Exercise aim:
Where a line in the listing below contains the word "Total", copy that line.

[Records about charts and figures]
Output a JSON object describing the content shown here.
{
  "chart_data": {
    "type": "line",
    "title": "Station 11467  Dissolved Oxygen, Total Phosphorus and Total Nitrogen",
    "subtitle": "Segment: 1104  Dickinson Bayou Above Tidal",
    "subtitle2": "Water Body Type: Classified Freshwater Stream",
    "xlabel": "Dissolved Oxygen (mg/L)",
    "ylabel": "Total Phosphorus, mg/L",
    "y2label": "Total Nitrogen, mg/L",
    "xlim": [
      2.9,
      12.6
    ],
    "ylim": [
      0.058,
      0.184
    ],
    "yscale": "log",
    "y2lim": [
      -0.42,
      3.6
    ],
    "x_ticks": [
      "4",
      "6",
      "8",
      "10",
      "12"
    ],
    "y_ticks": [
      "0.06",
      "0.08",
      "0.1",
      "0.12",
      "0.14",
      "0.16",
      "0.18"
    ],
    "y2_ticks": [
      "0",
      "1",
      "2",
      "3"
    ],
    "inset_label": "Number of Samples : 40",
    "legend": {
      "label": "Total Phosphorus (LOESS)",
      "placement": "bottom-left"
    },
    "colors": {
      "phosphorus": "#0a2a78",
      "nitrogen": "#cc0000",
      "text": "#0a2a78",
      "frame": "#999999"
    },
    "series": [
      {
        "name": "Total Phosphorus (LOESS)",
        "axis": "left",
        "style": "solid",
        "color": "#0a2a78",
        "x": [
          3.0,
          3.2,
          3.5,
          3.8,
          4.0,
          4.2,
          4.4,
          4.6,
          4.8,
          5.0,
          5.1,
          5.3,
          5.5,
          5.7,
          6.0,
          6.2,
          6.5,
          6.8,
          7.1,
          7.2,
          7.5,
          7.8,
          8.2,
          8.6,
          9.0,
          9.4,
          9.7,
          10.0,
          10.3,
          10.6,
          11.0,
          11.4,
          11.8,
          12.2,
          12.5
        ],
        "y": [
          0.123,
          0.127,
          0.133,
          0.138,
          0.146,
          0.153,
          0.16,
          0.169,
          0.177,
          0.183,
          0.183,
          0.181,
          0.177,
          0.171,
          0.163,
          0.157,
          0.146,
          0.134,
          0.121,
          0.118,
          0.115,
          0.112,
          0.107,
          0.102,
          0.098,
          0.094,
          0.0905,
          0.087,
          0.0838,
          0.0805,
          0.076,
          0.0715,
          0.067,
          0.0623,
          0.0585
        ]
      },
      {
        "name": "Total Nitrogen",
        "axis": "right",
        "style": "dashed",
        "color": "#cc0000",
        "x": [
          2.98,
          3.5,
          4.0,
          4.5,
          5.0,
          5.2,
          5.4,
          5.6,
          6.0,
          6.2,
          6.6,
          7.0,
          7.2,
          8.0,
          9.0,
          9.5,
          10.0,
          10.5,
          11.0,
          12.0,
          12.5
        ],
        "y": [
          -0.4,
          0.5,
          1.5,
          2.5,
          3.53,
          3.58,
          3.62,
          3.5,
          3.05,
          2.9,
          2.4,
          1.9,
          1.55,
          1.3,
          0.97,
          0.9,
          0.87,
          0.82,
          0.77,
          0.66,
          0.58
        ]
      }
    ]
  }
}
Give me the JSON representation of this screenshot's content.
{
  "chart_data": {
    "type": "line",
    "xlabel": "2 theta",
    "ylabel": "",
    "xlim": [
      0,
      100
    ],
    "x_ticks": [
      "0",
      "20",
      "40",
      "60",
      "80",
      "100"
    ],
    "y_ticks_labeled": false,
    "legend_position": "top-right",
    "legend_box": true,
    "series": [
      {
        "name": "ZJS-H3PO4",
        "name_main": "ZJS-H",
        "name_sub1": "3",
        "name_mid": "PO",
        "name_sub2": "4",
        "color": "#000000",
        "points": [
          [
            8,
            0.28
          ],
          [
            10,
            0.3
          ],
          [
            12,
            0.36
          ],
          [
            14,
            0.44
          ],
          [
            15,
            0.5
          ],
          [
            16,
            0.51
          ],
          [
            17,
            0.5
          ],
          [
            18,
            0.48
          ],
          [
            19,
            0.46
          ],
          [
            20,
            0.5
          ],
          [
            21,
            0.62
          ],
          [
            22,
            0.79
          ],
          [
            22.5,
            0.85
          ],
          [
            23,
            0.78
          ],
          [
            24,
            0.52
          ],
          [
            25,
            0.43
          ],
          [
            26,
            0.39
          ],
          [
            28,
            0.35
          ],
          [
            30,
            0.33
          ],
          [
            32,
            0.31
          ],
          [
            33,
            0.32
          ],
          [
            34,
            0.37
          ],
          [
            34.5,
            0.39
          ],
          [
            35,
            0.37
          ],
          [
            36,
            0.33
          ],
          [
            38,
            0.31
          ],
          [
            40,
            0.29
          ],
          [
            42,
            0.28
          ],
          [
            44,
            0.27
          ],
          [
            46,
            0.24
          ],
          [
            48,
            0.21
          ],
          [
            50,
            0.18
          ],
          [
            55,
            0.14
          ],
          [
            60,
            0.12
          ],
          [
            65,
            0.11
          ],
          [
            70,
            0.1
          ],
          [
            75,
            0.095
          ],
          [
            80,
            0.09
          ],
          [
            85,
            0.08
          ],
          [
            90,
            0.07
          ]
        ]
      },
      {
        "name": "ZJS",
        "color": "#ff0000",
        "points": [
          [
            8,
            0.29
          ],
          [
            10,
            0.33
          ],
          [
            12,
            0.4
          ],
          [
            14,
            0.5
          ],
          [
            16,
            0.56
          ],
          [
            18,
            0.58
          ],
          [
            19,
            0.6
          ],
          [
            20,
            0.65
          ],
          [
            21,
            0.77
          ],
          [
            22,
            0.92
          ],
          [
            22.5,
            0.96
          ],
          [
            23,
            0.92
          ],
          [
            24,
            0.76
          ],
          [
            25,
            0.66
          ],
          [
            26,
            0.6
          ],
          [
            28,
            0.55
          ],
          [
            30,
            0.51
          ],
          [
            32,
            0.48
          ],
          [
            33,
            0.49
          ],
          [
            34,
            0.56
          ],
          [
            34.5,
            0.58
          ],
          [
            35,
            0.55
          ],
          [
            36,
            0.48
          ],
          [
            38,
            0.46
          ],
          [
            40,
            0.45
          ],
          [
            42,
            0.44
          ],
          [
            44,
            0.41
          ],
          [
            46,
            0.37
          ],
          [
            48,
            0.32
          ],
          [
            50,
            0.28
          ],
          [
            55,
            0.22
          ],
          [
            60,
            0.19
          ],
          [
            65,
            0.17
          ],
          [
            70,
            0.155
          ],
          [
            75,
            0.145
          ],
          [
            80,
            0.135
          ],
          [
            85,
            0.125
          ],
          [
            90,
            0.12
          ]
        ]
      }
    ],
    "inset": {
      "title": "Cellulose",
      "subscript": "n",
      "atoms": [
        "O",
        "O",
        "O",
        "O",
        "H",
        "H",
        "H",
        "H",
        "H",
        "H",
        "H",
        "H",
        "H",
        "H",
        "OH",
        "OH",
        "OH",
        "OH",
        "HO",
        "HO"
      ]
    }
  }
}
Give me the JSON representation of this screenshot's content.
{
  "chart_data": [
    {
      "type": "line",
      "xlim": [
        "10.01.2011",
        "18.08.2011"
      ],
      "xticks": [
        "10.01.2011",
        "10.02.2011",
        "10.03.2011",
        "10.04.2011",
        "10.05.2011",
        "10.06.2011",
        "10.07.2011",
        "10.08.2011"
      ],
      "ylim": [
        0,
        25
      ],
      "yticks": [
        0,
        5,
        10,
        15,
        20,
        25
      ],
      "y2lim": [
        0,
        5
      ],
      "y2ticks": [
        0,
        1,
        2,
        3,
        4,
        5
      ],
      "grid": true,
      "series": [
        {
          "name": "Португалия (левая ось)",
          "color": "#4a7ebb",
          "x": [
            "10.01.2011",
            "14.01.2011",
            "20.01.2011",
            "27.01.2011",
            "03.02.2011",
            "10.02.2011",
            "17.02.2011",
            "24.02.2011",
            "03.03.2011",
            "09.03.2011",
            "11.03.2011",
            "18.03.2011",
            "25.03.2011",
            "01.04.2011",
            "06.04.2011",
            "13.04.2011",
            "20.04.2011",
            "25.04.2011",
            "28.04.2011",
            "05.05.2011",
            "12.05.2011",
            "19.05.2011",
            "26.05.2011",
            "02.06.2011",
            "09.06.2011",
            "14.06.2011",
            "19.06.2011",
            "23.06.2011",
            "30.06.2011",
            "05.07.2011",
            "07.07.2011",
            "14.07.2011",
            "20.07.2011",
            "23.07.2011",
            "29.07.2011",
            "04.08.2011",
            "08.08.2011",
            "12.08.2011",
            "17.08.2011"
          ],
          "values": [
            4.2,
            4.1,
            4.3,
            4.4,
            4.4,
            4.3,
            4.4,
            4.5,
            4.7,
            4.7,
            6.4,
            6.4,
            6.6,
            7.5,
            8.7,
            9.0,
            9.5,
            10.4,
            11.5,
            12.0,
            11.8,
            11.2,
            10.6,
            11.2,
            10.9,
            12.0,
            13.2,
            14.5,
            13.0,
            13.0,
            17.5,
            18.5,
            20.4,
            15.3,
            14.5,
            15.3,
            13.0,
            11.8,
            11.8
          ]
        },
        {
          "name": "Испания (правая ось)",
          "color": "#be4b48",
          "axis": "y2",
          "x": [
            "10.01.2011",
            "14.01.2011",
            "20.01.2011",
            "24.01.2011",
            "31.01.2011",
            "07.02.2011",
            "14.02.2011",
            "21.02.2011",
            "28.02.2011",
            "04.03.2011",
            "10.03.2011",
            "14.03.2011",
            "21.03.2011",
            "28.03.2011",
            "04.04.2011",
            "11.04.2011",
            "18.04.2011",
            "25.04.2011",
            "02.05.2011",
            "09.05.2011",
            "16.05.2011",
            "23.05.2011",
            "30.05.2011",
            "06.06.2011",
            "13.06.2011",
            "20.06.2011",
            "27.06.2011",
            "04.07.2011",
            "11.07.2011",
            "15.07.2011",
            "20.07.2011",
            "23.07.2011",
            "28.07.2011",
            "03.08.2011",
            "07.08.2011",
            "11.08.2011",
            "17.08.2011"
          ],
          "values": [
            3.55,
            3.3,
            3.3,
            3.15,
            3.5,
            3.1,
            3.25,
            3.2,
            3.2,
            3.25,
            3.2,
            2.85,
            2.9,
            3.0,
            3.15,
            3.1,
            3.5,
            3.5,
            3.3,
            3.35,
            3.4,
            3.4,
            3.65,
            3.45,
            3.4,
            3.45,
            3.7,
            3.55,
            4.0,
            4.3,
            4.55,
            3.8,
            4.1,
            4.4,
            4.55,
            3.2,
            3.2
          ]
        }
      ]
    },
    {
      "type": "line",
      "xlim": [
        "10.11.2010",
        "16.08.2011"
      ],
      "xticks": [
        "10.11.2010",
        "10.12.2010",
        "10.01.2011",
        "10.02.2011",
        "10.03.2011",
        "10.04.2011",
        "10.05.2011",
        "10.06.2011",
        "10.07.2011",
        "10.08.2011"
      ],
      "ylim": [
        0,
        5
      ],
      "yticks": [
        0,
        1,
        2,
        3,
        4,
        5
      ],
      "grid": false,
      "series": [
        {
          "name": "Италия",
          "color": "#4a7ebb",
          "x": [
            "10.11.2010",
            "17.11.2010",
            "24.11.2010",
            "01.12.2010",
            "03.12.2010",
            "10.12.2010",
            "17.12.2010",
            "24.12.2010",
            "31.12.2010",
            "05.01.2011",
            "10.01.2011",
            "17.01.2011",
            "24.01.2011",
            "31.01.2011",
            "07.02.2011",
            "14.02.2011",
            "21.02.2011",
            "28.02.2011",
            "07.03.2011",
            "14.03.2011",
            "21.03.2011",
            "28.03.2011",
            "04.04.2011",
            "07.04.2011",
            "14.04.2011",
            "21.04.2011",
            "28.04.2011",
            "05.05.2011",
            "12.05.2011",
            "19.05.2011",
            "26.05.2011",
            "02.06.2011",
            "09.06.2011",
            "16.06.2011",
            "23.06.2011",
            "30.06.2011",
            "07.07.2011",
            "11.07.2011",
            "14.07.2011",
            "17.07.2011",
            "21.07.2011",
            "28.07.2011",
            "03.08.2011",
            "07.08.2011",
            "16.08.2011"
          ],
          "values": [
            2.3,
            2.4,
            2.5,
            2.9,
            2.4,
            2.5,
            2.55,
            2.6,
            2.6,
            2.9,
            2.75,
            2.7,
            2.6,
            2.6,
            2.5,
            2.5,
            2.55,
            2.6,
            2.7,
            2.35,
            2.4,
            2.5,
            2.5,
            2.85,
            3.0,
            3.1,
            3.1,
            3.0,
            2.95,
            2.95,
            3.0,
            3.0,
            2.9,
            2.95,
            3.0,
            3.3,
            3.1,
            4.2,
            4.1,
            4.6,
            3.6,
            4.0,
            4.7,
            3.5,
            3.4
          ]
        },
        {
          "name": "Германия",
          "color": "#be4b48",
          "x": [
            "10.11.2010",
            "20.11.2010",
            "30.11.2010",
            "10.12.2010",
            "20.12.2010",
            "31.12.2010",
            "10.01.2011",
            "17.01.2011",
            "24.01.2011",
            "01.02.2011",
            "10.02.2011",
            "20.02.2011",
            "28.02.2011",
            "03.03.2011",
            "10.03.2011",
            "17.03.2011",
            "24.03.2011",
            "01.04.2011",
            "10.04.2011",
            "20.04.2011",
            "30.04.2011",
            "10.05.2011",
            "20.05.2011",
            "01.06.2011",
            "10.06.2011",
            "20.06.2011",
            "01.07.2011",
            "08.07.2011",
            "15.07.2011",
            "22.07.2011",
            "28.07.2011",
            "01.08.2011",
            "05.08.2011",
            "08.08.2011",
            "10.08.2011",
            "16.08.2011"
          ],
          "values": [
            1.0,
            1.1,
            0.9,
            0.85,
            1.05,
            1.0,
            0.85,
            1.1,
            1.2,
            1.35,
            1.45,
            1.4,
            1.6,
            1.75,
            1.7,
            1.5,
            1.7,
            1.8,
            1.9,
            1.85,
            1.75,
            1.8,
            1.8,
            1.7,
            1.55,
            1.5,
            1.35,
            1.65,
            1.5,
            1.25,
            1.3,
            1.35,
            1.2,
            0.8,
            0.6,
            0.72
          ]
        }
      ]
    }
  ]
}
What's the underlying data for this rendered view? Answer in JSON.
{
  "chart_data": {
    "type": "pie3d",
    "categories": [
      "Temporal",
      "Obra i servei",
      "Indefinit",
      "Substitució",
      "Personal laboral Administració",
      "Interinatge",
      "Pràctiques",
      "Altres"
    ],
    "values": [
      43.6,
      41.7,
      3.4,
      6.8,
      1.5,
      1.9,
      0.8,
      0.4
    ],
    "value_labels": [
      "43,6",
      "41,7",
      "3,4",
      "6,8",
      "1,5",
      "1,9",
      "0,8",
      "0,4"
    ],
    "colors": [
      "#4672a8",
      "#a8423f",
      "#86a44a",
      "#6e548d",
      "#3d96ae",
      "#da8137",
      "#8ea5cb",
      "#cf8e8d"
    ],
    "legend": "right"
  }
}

Task response:
    "title": "Station 11467  Dissolved Oxygen, Total Phosphorus and Total Nitrogen",
    "ylabel": "Total Phosphorus, mg/L",
    "y2label": "Total Nitrogen, mg/L",
      "label": "Total Phosphorus (LOESS)",
        "name": "Total Phosphorus (LOESS)",
        "name": "Total Nitrogen",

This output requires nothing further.